Data records:
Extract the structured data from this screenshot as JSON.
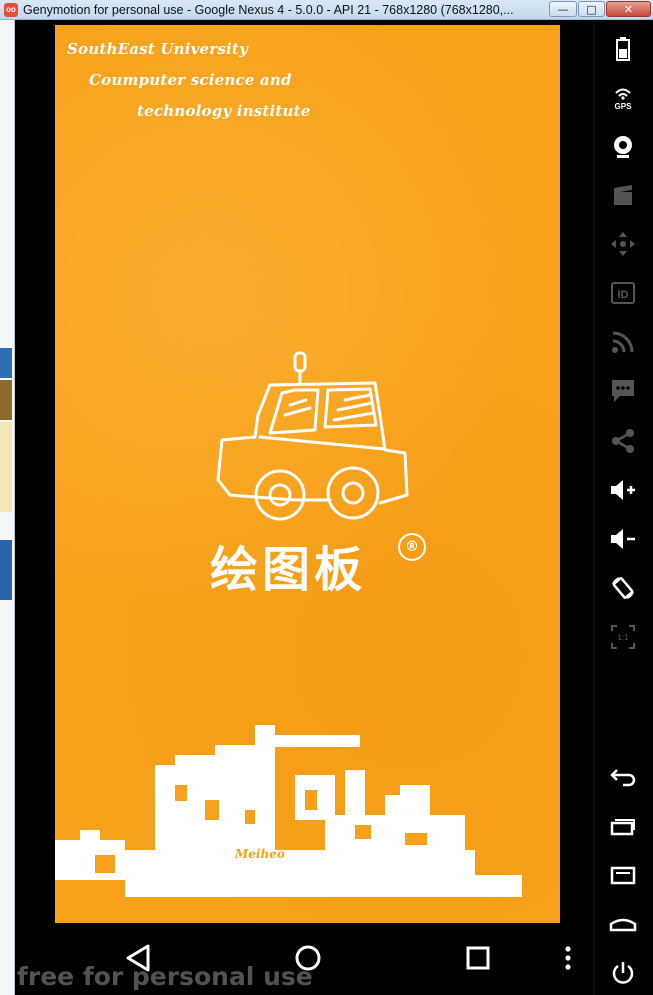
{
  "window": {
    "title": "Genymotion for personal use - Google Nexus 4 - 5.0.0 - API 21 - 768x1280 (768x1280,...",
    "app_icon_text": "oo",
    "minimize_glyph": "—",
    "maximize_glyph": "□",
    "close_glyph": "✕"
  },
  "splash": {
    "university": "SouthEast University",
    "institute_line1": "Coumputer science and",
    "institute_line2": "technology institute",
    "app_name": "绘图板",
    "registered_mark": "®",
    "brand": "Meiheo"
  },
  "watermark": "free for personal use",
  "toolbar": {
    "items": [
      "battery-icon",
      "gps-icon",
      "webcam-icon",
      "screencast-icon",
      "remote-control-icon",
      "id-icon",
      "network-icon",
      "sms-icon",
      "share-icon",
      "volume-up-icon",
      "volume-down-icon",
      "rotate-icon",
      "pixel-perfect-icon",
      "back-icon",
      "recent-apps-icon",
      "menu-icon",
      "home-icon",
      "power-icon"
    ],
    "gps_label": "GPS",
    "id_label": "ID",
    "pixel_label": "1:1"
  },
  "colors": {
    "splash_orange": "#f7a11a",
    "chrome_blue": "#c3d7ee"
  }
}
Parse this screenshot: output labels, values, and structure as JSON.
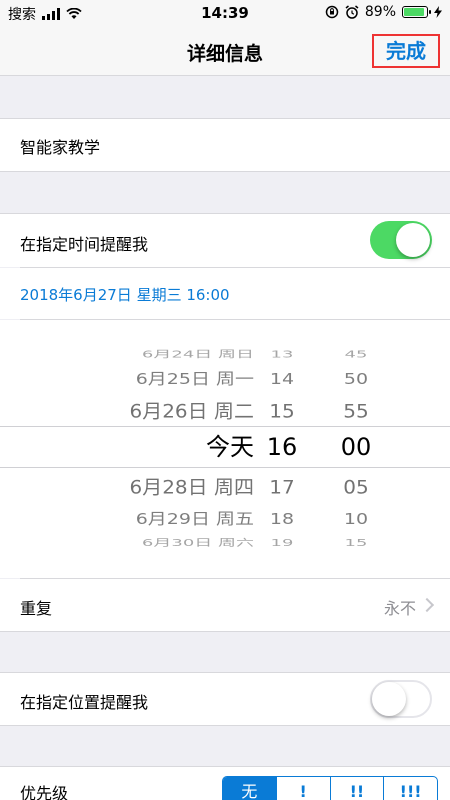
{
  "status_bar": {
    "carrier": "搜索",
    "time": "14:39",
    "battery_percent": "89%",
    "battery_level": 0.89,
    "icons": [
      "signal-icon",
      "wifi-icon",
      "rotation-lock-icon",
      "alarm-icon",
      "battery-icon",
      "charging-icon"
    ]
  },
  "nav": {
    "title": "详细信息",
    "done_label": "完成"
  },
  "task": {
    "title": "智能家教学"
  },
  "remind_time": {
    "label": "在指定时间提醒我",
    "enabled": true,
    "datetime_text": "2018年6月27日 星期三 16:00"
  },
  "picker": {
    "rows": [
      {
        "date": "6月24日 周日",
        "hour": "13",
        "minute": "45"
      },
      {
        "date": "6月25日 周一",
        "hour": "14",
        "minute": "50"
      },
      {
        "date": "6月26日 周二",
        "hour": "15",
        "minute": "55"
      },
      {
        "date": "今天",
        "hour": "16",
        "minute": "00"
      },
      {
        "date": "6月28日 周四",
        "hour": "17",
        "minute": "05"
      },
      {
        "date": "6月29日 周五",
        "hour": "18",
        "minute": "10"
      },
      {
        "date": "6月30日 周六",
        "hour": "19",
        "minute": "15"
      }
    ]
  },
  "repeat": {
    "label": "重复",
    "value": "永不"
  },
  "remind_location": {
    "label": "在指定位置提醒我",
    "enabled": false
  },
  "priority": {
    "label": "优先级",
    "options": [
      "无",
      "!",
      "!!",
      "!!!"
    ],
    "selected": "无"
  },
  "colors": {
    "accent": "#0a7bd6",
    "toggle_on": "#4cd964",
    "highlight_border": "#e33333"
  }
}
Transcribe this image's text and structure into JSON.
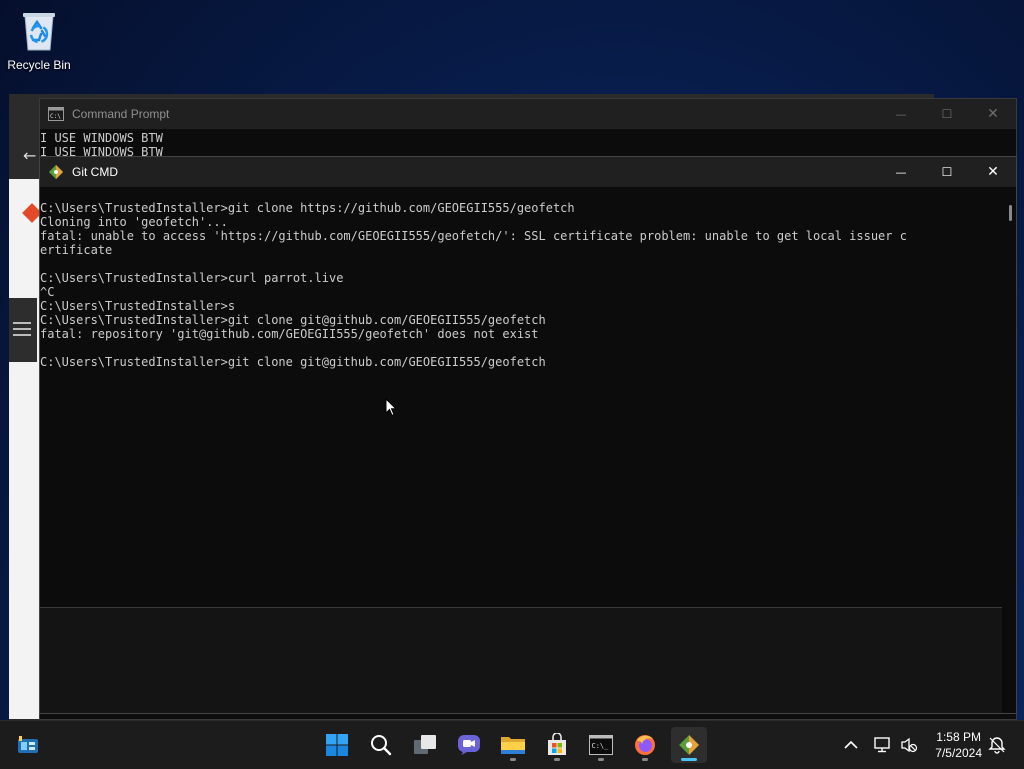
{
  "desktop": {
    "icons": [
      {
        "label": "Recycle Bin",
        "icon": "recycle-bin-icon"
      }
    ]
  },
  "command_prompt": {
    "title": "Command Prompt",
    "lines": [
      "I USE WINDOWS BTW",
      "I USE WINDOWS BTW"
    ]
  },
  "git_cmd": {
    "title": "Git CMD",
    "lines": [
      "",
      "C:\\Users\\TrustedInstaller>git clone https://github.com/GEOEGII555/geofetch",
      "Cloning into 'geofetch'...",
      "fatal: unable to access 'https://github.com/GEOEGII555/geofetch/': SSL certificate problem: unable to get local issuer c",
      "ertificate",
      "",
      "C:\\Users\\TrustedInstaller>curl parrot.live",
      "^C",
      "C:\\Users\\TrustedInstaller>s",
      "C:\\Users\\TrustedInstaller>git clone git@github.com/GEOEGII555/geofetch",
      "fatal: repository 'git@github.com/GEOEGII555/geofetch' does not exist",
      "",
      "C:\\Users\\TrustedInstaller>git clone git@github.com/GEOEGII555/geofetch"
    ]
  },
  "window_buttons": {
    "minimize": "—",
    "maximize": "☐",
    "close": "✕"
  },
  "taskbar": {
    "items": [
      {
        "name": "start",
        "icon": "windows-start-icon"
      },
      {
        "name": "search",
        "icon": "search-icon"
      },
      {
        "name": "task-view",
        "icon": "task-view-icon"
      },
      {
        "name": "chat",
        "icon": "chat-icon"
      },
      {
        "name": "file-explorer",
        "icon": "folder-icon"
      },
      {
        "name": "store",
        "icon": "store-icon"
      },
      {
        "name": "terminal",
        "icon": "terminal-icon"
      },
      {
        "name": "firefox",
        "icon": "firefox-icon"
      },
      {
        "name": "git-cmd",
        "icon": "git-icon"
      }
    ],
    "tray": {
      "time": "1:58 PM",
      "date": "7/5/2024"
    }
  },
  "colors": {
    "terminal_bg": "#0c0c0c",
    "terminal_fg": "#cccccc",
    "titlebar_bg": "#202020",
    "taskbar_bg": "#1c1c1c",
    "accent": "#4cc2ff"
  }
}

* TASK TO CARRY OUT
Pick out each line above that includes "clone" and show it.

* SOLUTION TO THIS PROBLEM
      "C:\\Users\\TrustedInstaller>git clone https://github.com/GEOEGII555/geofetch",
      "C:\\Users\\TrustedInstaller>git clone git@github.com/GEOEGII555/geofetch",
      "C:\\Users\\TrustedInstaller>git clone git@github.com/GEOEGII555/geofetch"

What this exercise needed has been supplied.